[Work to do]:
The entries below should be transcribed in their entirety, exactly as written.

## START Input records

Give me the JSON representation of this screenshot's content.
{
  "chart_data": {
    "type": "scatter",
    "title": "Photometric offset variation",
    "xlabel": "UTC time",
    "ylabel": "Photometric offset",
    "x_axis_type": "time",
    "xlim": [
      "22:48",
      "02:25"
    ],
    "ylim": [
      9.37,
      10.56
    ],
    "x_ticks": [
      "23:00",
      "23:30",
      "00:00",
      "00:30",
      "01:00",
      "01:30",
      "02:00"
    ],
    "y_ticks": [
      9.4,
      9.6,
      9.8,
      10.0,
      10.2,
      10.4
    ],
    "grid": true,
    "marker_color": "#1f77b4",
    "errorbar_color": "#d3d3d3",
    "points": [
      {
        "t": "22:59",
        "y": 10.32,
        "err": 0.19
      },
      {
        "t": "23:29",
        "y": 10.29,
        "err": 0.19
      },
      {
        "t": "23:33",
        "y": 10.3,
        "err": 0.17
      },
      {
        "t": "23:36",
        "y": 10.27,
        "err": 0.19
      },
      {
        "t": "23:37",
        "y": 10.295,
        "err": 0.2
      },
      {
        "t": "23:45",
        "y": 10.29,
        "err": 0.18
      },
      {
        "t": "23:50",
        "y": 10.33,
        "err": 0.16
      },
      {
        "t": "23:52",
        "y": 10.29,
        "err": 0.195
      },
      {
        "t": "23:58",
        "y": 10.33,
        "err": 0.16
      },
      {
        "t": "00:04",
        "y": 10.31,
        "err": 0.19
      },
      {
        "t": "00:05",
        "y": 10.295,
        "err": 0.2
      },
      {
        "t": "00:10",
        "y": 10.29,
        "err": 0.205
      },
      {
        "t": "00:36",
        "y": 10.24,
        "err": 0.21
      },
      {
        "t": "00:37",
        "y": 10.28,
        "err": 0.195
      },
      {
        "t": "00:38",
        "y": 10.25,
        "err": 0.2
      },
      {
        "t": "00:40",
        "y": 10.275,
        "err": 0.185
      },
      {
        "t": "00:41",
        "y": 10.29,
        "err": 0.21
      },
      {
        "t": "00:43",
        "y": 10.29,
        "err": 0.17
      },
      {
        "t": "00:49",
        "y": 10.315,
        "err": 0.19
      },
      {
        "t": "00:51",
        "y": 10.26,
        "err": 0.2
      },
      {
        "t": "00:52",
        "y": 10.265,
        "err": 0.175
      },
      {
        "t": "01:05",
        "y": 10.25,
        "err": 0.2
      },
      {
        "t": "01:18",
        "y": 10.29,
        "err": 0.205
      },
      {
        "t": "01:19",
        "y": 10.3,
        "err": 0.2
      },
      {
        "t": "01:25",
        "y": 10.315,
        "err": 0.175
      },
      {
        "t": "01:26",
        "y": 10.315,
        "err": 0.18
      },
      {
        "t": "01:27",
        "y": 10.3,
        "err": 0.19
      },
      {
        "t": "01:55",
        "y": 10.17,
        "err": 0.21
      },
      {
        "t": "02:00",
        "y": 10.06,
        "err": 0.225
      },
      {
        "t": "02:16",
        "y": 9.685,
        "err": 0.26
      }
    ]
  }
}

## END Input records

[Result for this exercise]:
Give me the JSON representation of this screenshot's content.
{
  "chart_data": {
    "type": "scatter",
    "title": "Photometric offset variation",
    "xlabel": "UTC time",
    "ylabel": "Photometric offset",
    "x_axis_type": "time",
    "xlim": [
      "22:48",
      "02:25"
    ],
    "ylim": [
      9.37,
      10.56
    ],
    "x_ticks": [
      "23:00",
      "23:30",
      "00:00",
      "00:30",
      "01:00",
      "01:30",
      "02:00"
    ],
    "y_ticks": [
      9.4,
      9.6,
      9.8,
      10.0,
      10.2,
      10.4
    ],
    "grid": true,
    "marker_color": "#1f77b4",
    "errorbar_color": "#d3d3d3",
    "points": [
      {
        "t": "22:59",
        "y": 10.32,
        "err": 0.19
      },
      {
        "t": "23:29",
        "y": 10.29,
        "err": 0.19
      },
      {
        "t": "23:33",
        "y": 10.3,
        "err": 0.17
      },
      {
        "t": "23:36",
        "y": 10.27,
        "err": 0.19
      },
      {
        "t": "23:37",
        "y": 10.295,
        "err": 0.2
      },
      {
        "t": "23:45",
        "y": 10.29,
        "err": 0.18
      },
      {
        "t": "23:50",
        "y": 10.33,
        "err": 0.16
      },
      {
        "t": "23:52",
        "y": 10.29,
        "err": 0.195
      },
      {
        "t": "23:58",
        "y": 10.33,
        "err": 0.16
      },
      {
        "t": "00:04",
        "y": 10.31,
        "err": 0.19
      },
      {
        "t": "00:05",
        "y": 10.295,
        "err": 0.2
      },
      {
        "t": "00:10",
        "y": 10.29,
        "err": 0.205
      },
      {
        "t": "00:36",
        "y": 10.24,
        "err": 0.21
      },
      {
        "t": "00:37",
        "y": 10.28,
        "err": 0.195
      },
      {
        "t": "00:38",
        "y": 10.25,
        "err": 0.2
      },
      {
        "t": "00:40",
        "y": 10.275,
        "err": 0.185
      },
      {
        "t": "00:41",
        "y": 10.29,
        "err": 0.21
      },
      {
        "t": "00:43",
        "y": 10.29,
        "err": 0.17
      },
      {
        "t": "00:49",
        "y": 10.315,
        "err": 0.19
      },
      {
        "t": "00:51",
        "y": 10.26,
        "err": 0.2
      },
      {
        "t": "00:52",
        "y": 10.265,
        "err": 0.175
      },
      {
        "t": "01:05",
        "y": 10.25,
        "err": 0.2
      },
      {
        "t": "01:18",
        "y": 10.29,
        "err": 0.205
      },
      {
        "t": "01:19",
        "y": 10.3,
        "err": 0.2
      },
      {
        "t": "01:25",
        "y": 10.315,
        "err": 0.175
      },
      {
        "t": "01:26",
        "y": 10.315,
        "err": 0.18
      },
      {
        "t": "01:27",
        "y": 10.3,
        "err": 0.19
      },
      {
        "t": "01:55",
        "y": 10.17,
        "err": 0.21
      },
      {
        "t": "02:00",
        "y": 10.06,
        "err": 0.225
      },
      {
        "t": "02:16",
        "y": 9.685,
        "err": 0.26
      }
    ]
  }
}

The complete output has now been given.